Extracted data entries
---
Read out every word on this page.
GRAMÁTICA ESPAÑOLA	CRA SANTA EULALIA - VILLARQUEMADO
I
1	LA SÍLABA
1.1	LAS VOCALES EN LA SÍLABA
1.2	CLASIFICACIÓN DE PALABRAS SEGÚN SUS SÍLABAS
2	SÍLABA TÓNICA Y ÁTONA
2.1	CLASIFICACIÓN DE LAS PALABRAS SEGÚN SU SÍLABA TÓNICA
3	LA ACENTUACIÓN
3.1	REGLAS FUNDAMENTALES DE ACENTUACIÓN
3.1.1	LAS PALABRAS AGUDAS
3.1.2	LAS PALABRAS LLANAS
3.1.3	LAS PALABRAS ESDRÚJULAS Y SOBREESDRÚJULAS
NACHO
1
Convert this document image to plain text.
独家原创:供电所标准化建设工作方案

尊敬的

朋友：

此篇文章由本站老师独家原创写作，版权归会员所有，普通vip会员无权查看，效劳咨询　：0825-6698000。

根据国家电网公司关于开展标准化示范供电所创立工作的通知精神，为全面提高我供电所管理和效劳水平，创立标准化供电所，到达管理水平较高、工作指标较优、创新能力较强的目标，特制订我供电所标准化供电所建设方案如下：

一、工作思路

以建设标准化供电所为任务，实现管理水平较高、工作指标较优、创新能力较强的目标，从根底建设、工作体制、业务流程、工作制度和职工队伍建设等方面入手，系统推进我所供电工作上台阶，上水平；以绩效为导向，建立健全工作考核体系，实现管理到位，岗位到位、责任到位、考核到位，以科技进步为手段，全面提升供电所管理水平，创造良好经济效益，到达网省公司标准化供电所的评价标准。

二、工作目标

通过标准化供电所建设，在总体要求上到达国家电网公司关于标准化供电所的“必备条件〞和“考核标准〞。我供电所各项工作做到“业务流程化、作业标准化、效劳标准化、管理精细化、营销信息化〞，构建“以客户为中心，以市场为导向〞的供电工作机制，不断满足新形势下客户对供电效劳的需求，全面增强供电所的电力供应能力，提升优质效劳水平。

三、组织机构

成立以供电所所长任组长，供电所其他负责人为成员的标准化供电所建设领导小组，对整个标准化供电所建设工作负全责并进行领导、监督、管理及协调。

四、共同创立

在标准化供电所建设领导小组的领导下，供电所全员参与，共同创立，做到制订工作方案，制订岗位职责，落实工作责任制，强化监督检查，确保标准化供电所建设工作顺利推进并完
---
### [GIVEN TASK]
From the records above, report the count of lines containing "PALABRAS" and nothing more.

### [RESPONSE BELOW]
5